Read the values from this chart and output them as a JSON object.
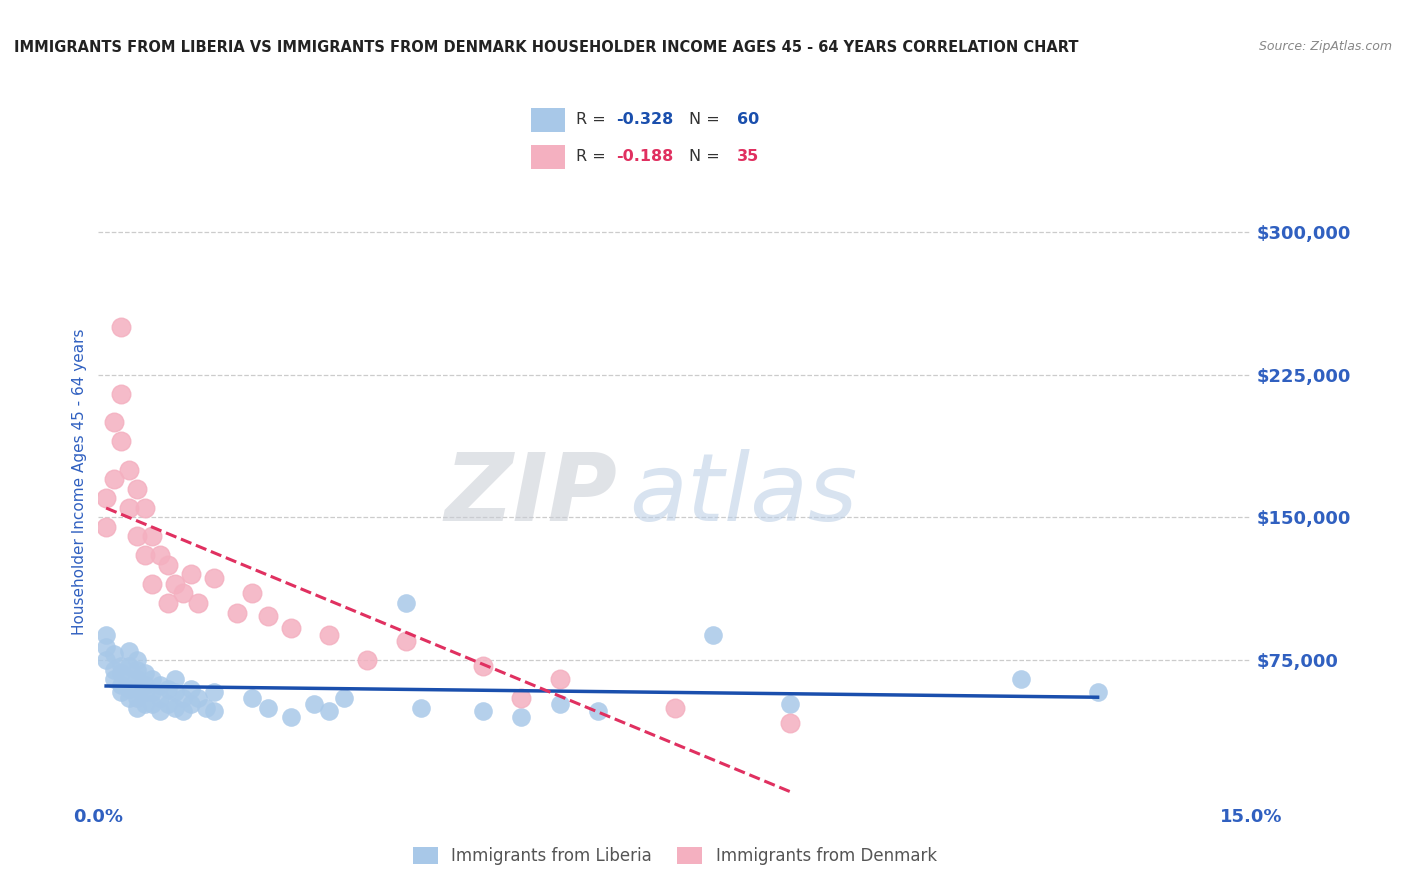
{
  "title": "IMMIGRANTS FROM LIBERIA VS IMMIGRANTS FROM DENMARK HOUSEHOLDER INCOME AGES 45 - 64 YEARS CORRELATION CHART",
  "source": "Source: ZipAtlas.com",
  "ylabel": "Householder Income Ages 45 - 64 years",
  "xlim": [
    0.0,
    0.15
  ],
  "ylim": [
    0,
    337500
  ],
  "yticks": [
    75000,
    150000,
    225000,
    300000
  ],
  "ytick_labels": [
    "$75,000",
    "$150,000",
    "$225,000",
    "$300,000"
  ],
  "xticks": [
    0.0,
    0.15
  ],
  "xtick_labels": [
    "0.0%",
    "15.0%"
  ],
  "liberia_color": "#a8c8e8",
  "denmark_color": "#f4b0c0",
  "liberia_line_color": "#1a4fad",
  "denmark_line_color": "#e03060",
  "legend_liberia_label": "Immigrants from Liberia",
  "legend_denmark_label": "Immigrants from Denmark",
  "R_liberia": -0.328,
  "N_liberia": 60,
  "R_denmark": -0.188,
  "N_denmark": 35,
  "watermark_zip": "ZIP",
  "watermark_atlas": "atlas",
  "background_color": "#ffffff",
  "grid_color": "#cccccc",
  "tick_label_color": "#3060c0",
  "title_color": "#222222",
  "liberia_x": [
    0.001,
    0.001,
    0.001,
    0.002,
    0.002,
    0.002,
    0.003,
    0.003,
    0.003,
    0.003,
    0.004,
    0.004,
    0.004,
    0.004,
    0.004,
    0.005,
    0.005,
    0.005,
    0.005,
    0.005,
    0.005,
    0.006,
    0.006,
    0.006,
    0.006,
    0.007,
    0.007,
    0.007,
    0.008,
    0.008,
    0.008,
    0.009,
    0.009,
    0.01,
    0.01,
    0.01,
    0.011,
    0.011,
    0.012,
    0.012,
    0.013,
    0.014,
    0.015,
    0.015,
    0.02,
    0.022,
    0.025,
    0.028,
    0.03,
    0.032,
    0.04,
    0.042,
    0.05,
    0.055,
    0.06,
    0.065,
    0.08,
    0.09,
    0.12,
    0.13
  ],
  "liberia_y": [
    88000,
    82000,
    75000,
    78000,
    70000,
    65000,
    72000,
    68000,
    62000,
    58000,
    80000,
    72000,
    65000,
    60000,
    55000,
    75000,
    70000,
    65000,
    60000,
    55000,
    50000,
    68000,
    62000,
    58000,
    52000,
    65000,
    58000,
    52000,
    62000,
    55000,
    48000,
    60000,
    52000,
    65000,
    58000,
    50000,
    55000,
    48000,
    60000,
    52000,
    55000,
    50000,
    58000,
    48000,
    55000,
    50000,
    45000,
    52000,
    48000,
    55000,
    105000,
    50000,
    48000,
    45000,
    52000,
    48000,
    88000,
    52000,
    65000,
    58000
  ],
  "denmark_x": [
    0.001,
    0.001,
    0.002,
    0.002,
    0.003,
    0.003,
    0.003,
    0.004,
    0.004,
    0.005,
    0.005,
    0.006,
    0.006,
    0.007,
    0.007,
    0.008,
    0.009,
    0.009,
    0.01,
    0.011,
    0.012,
    0.013,
    0.015,
    0.018,
    0.02,
    0.022,
    0.025,
    0.03,
    0.035,
    0.04,
    0.05,
    0.055,
    0.06,
    0.075,
    0.09
  ],
  "denmark_y": [
    160000,
    145000,
    200000,
    170000,
    250000,
    215000,
    190000,
    175000,
    155000,
    165000,
    140000,
    155000,
    130000,
    140000,
    115000,
    130000,
    125000,
    105000,
    115000,
    110000,
    120000,
    105000,
    118000,
    100000,
    110000,
    98000,
    92000,
    88000,
    75000,
    85000,
    72000,
    55000,
    65000,
    50000,
    42000
  ]
}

· · · ·

» What needs to be done:
Every entry should be returned exactly as written, minus the pictures.

» Response:
Read the values from this chart and output them as a JSON object.
{
  "title": "IMMIGRANTS FROM LIBERIA VS IMMIGRANTS FROM DENMARK HOUSEHOLDER INCOME AGES 45 - 64 YEARS CORRELATION CHART",
  "source": "Source: ZipAtlas.com",
  "ylabel": "Householder Income Ages 45 - 64 years",
  "xlim": [
    0.0,
    0.15
  ],
  "ylim": [
    0,
    337500
  ],
  "yticks": [
    75000,
    150000,
    225000,
    300000
  ],
  "ytick_labels": [
    "$75,000",
    "$150,000",
    "$225,000",
    "$300,000"
  ],
  "xticks": [
    0.0,
    0.15
  ],
  "xtick_labels": [
    "0.0%",
    "15.0%"
  ],
  "liberia_color": "#a8c8e8",
  "denmark_color": "#f4b0c0",
  "liberia_line_color": "#1a4fad",
  "denmark_line_color": "#e03060",
  "legend_liberia_label": "Immigrants from Liberia",
  "legend_denmark_label": "Immigrants from Denmark",
  "R_liberia": -0.328,
  "N_liberia": 60,
  "R_denmark": -0.188,
  "N_denmark": 35,
  "watermark_zip": "ZIP",
  "watermark_atlas": "atlas",
  "background_color": "#ffffff",
  "grid_color": "#cccccc",
  "tick_label_color": "#3060c0",
  "title_color": "#222222",
  "liberia_x": [
    0.001,
    0.001,
    0.001,
    0.002,
    0.002,
    0.002,
    0.003,
    0.003,
    0.003,
    0.003,
    0.004,
    0.004,
    0.004,
    0.004,
    0.004,
    0.005,
    0.005,
    0.005,
    0.005,
    0.005,
    0.005,
    0.006,
    0.006,
    0.006,
    0.006,
    0.007,
    0.007,
    0.007,
    0.008,
    0.008,
    0.008,
    0.009,
    0.009,
    0.01,
    0.01,
    0.01,
    0.011,
    0.011,
    0.012,
    0.012,
    0.013,
    0.014,
    0.015,
    0.015,
    0.02,
    0.022,
    0.025,
    0.028,
    0.03,
    0.032,
    0.04,
    0.042,
    0.05,
    0.055,
    0.06,
    0.065,
    0.08,
    0.09,
    0.12,
    0.13
  ],
  "liberia_y": [
    88000,
    82000,
    75000,
    78000,
    70000,
    65000,
    72000,
    68000,
    62000,
    58000,
    80000,
    72000,
    65000,
    60000,
    55000,
    75000,
    70000,
    65000,
    60000,
    55000,
    50000,
    68000,
    62000,
    58000,
    52000,
    65000,
    58000,
    52000,
    62000,
    55000,
    48000,
    60000,
    52000,
    65000,
    58000,
    50000,
    55000,
    48000,
    60000,
    52000,
    55000,
    50000,
    58000,
    48000,
    55000,
    50000,
    45000,
    52000,
    48000,
    55000,
    105000,
    50000,
    48000,
    45000,
    52000,
    48000,
    88000,
    52000,
    65000,
    58000
  ],
  "denmark_x": [
    0.001,
    0.001,
    0.002,
    0.002,
    0.003,
    0.003,
    0.003,
    0.004,
    0.004,
    0.005,
    0.005,
    0.006,
    0.006,
    0.007,
    0.007,
    0.008,
    0.009,
    0.009,
    0.01,
    0.011,
    0.012,
    0.013,
    0.015,
    0.018,
    0.02,
    0.022,
    0.025,
    0.03,
    0.035,
    0.04,
    0.05,
    0.055,
    0.06,
    0.075,
    0.09
  ],
  "denmark_y": [
    160000,
    145000,
    200000,
    170000,
    250000,
    215000,
    190000,
    175000,
    155000,
    165000,
    140000,
    155000,
    130000,
    140000,
    115000,
    130000,
    125000,
    105000,
    115000,
    110000,
    120000,
    105000,
    118000,
    100000,
    110000,
    98000,
    92000,
    88000,
    75000,
    85000,
    72000,
    55000,
    65000,
    50000,
    42000
  ]
}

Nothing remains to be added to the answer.